## STATED PROBLEM
Make an exact copy of all the entries below, with the pictures left out.

======== THE RECORDS

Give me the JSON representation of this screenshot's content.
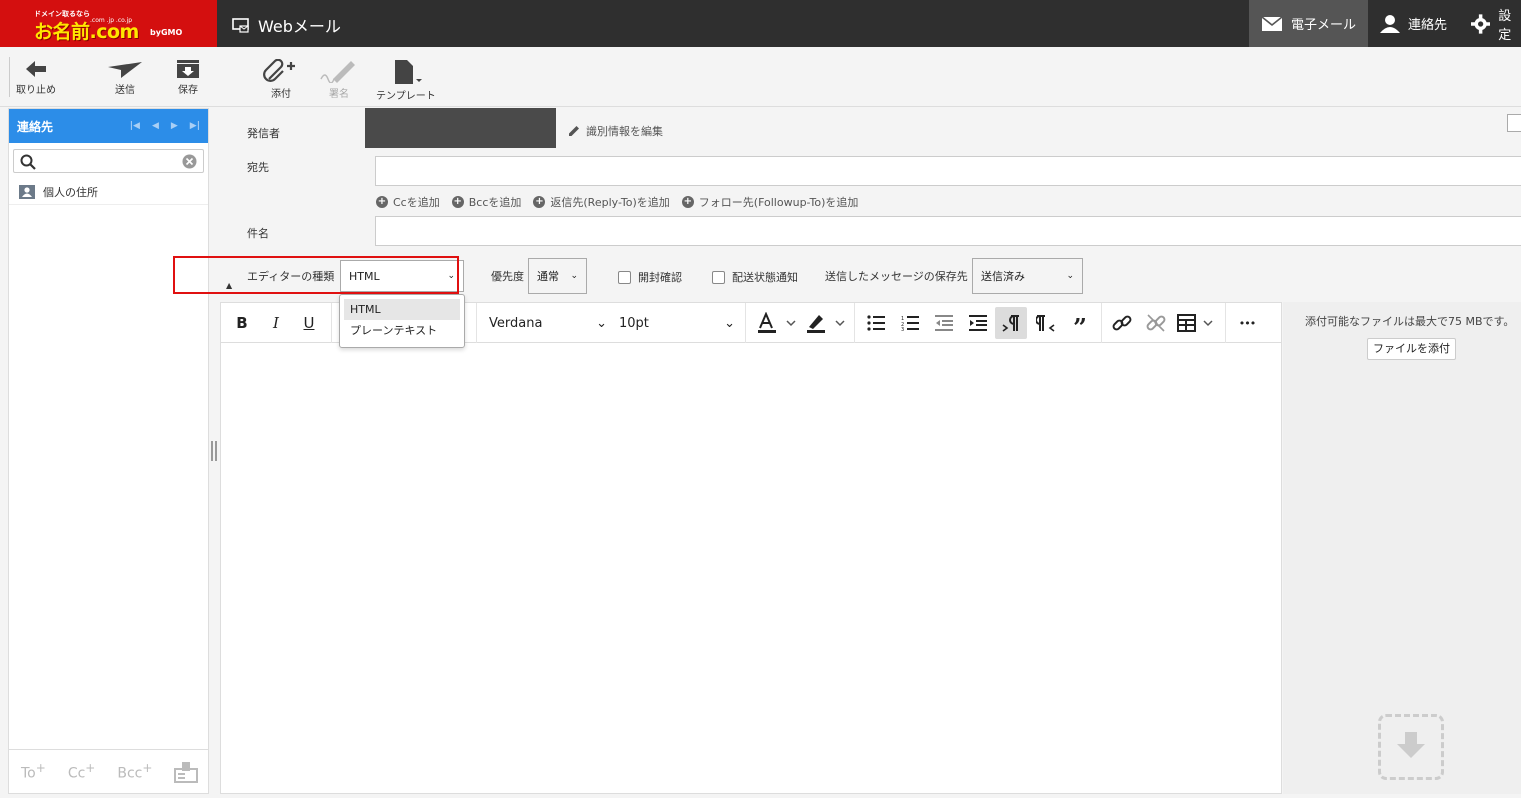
{
  "header": {
    "logo_tagline": "ドメイン取るなら",
    "logo_main": "お名前.com",
    "logo_domains": ".com .jp .co.jp",
    "logo_brand": "byGMO",
    "app_title": "Webメール",
    "nav": [
      {
        "label": "電子メール",
        "icon": "mail-icon",
        "active": true
      },
      {
        "label": "連絡先",
        "icon": "user-icon",
        "active": false
      },
      {
        "label": "設定",
        "icon": "gear-icon",
        "active": false
      }
    ]
  },
  "toolbar": {
    "cancel": "取り止め",
    "send": "送信",
    "save": "保存",
    "attach": "添付",
    "signature": "署名",
    "template": "テンプレート"
  },
  "contacts": {
    "title": "連絡先",
    "search_placeholder": "",
    "address_book": "個人の住所",
    "footer": {
      "to": "To",
      "cc": "Cc",
      "bcc": "Bcc",
      "plus": "+"
    }
  },
  "compose": {
    "from_label": "発信者",
    "edit_identity": "識別情報を編集",
    "to_label": "宛先",
    "to_value": "",
    "add_cc": "Ccを追加",
    "add_bcc": "Bccを追加",
    "add_reply_to": "返信先(Reply-To)を追加",
    "add_followup_to": "フォロー先(Followup-To)を追加",
    "subject_label": "件名",
    "subject_value": "",
    "editor_type_label": "エディターの種類",
    "editor_type_value": "HTML",
    "editor_type_options": [
      "HTML",
      "プレーンテキスト"
    ],
    "priority_label": "優先度",
    "priority_value": "通常",
    "read_receipt": "開封確認",
    "delivery_status": "配送状態通知",
    "save_sent_label": "送信したメッセージの保存先",
    "save_sent_value": "送信済み"
  },
  "editor": {
    "bold": "B",
    "italic": "I",
    "underline": "U",
    "font_family": "Verdana",
    "font_size": "10pt",
    "more": "•••"
  },
  "attachments": {
    "note": "添付可能なファイルは最大で75 MBです。",
    "button": "ファイルを添付"
  },
  "colors": {
    "brand_red": "#d40f0f",
    "header_dark": "#2f2f2f",
    "panel_blue": "#2c8de8",
    "highlight_red": "#e01010"
  }
}
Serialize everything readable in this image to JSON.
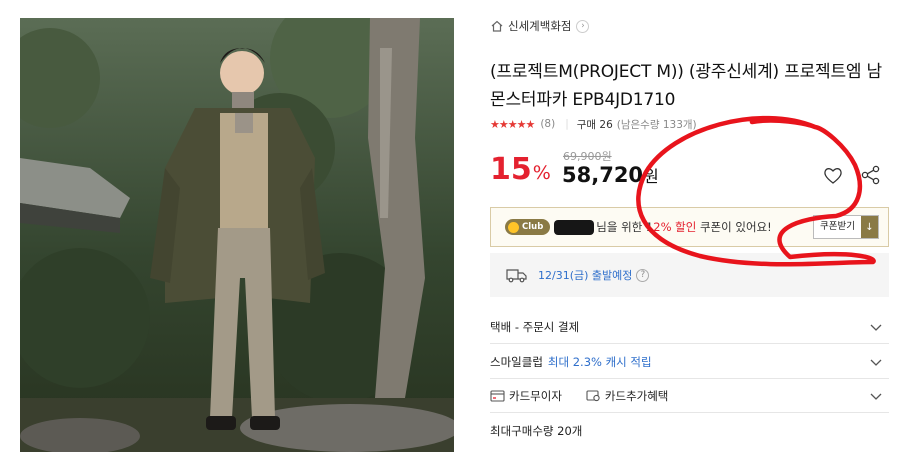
{
  "store": {
    "name": "신세계백화점",
    "home_icon": "home-icon",
    "chevron": "›"
  },
  "product": {
    "title": "(프로젝트M(PROJECT M)) (광주신세계) 프로젝트엠 남 몬스터파카 EPB4JD1710",
    "rating_stars": "★★★★★",
    "rating_value": 4.5,
    "review_count": "(8)",
    "purchase_label": "구매 26",
    "stock_label": "(남은수량 133개)"
  },
  "price": {
    "discount_value": "15",
    "discount_unit": "%",
    "original": "69,900원",
    "sale_value": "58,720",
    "sale_unit": "원"
  },
  "actions": {
    "heart_icon": "heart-icon",
    "share_icon": "share-icon"
  },
  "coupon": {
    "club_label": "Club",
    "text_before": "님을 위한 1",
    "text_hl": "2% 할인",
    "text_after": " 쿠폰이 있어요!",
    "button_label": "쿠폰받기",
    "download_icon": "↓"
  },
  "shipping": {
    "text": "12/31(금) 출발예정",
    "help_icon": "?"
  },
  "rows": {
    "delivery": "택배 - 주문시 결제",
    "smile_label": "스마일클럽",
    "smile_benefit": "최대 2.3% 캐시 적립",
    "card_interest": "카드무이자",
    "card_benefit": "카드추가혜택",
    "max_purchase": "최대구매수량 20개"
  },
  "colors": {
    "accent_red": "#e4212f",
    "link_blue": "#2f6fcb",
    "club_brown": "#8a7a45",
    "annotation_red": "#e8141c"
  }
}
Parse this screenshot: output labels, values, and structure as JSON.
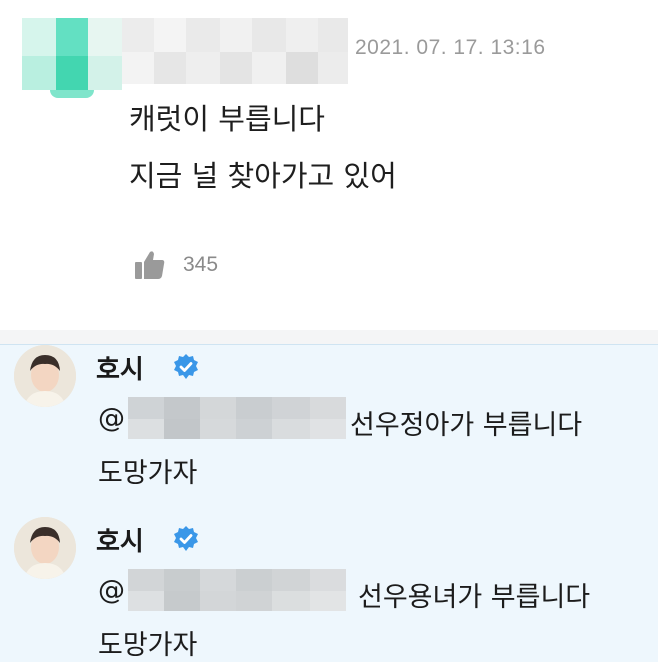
{
  "comment": {
    "timestamp": "2021. 07. 17. 13:16",
    "lines": [
      "캐럿이 부릅니다",
      "지금 널 찾아가고 있어"
    ],
    "likes": "345",
    "like_icon": "thumbs-up-icon"
  },
  "replies": [
    {
      "author": "호시",
      "verified_icon": "verified-badge-icon",
      "at_prefix": "@",
      "rest": "선우정아가 부릅니다",
      "line2": "도망가자"
    },
    {
      "author": "호시",
      "verified_icon": "verified-badge-icon",
      "at_prefix": "@",
      "rest": "선우용녀가 부릅니다",
      "line2": "도망가자"
    }
  ],
  "colors": {
    "timestamp": "#9a9a9a",
    "reply_bg": "#eef7fd",
    "verified": "#3a97e8"
  }
}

================

## EXERCISE RESULT
Give me the JSON representation of this screenshot's content.
{
  "header": {
    "logo_tagline": "ドメイン取るなら",
    "logo_main": "お名前.com",
    "logo_domains": ".com .jp .co.jp",
    "logo_brand": "byGMO",
    "app_title": "Webメール",
    "nav": [
      {
        "label": "電子メール",
        "icon": "mail-icon",
        "active": true
      },
      {
        "label": "連絡先",
        "icon": "user-icon",
        "active": false
      },
      {
        "label": "設定",
        "icon": "gear-icon",
        "active": false
      }
    ]
  },
  "toolbar": {
    "cancel": "取り止め",
    "send": "送信",
    "save": "保存",
    "attach": "添付",
    "signature": "署名",
    "template": "テンプレート"
  },
  "contacts": {
    "title": "連絡先",
    "search_placeholder": "",
    "address_book": "個人の住所",
    "footer": {
      "to": "To",
      "cc": "Cc",
      "bcc": "Bcc",
      "plus": "+"
    }
  },
  "compose": {
    "from_label": "発信者",
    "edit_identity": "識別情報を編集",
    "to_label": "宛先",
    "to_value": "",
    "add_cc": "Ccを追加",
    "add_bcc": "Bccを追加",
    "add_reply_to": "返信先(Reply-To)を追加",
    "add_followup_to": "フォロー先(Followup-To)を追加",
    "subject_label": "件名",
    "subject_value": "",
    "editor_type_label": "エディターの種類",
    "editor_type_value": "HTML",
    "editor_type_options": [
      "HTML",
      "プレーンテキスト"
    ],
    "priority_label": "優先度",
    "priority_value": "通常",
    "read_receipt": "開封確認",
    "delivery_status": "配送状態通知",
    "save_sent_label": "送信したメッセージの保存先",
    "save_sent_value": "送信済み"
  },
  "editor": {
    "bold": "B",
    "italic": "I",
    "underline": "U",
    "font_family": "Verdana",
    "font_size": "10pt",
    "more": "•••"
  },
  "attachments": {
    "note": "添付可能なファイルは最大で75 MBです。",
    "button": "ファイルを添付"
  },
  "colors": {
    "brand_red": "#d40f0f",
    "header_dark": "#2f2f2f",
    "panel_blue": "#2c8de8",
    "highlight_red": "#e01010"
  }
}
Serialize everything readable in this image to JSON.
{
  "store": {
    "name": "신세계백화점",
    "home_icon": "home-icon",
    "chevron": "›"
  },
  "product": {
    "title": "(프로젝트M(PROJECT M)) (광주신세계) 프로젝트엠 남 몬스터파카 EPB4JD1710",
    "rating_stars": "★★★★★",
    "rating_value": 4.5,
    "review_count": "(8)",
    "purchase_label": "구매 26",
    "stock_label": "(남은수량 133개)"
  },
  "price": {
    "discount_value": "15",
    "discount_unit": "%",
    "original": "69,900원",
    "sale_value": "58,720",
    "sale_unit": "원"
  },
  "actions": {
    "heart_icon": "heart-icon",
    "share_icon": "share-icon"
  },
  "coupon": {
    "club_label": "Club",
    "text_before": "님을 위한 1",
    "text_hl": "2% 할인",
    "text_after": " 쿠폰이 있어요!",
    "button_label": "쿠폰받기",
    "download_icon": "↓"
  },
  "shipping": {
    "text": "12/31(금) 출발예정",
    "help_icon": "?"
  },
  "rows": {
    "delivery": "택배 - 주문시 결제",
    "smile_label": "스마일클럽",
    "smile_benefit": "최대 2.3% 캐시 적립",
    "card_interest": "카드무이자",
    "card_benefit": "카드추가혜택",
    "max_purchase": "최대구매수량 20개"
  },
  "colors": {
    "accent_red": "#e4212f",
    "link_blue": "#2f6fcb",
    "club_brown": "#8a7a45",
    "annotation_red": "#e8141c"
  }
}
Parse this screenshot: output labels, values, and structure as JSON.
{
  "comment": {
    "timestamp": "2021. 07. 17. 13:16",
    "lines": [
      "캐럿이 부릅니다",
      "지금 널 찾아가고 있어"
    ],
    "likes": "345",
    "like_icon": "thumbs-up-icon"
  },
  "replies": [
    {
      "author": "호시",
      "verified_icon": "verified-badge-icon",
      "at_prefix": "@",
      "rest": "선우정아가 부릅니다",
      "line2": "도망가자"
    },
    {
      "author": "호시",
      "verified_icon": "verified-badge-icon",
      "at_prefix": "@",
      "rest": "선우용녀가 부릅니다",
      "line2": "도망가자"
    }
  ],
  "colors": {
    "timestamp": "#9a9a9a",
    "reply_bg": "#eef7fd",
    "verified": "#3a97e8"
  }
}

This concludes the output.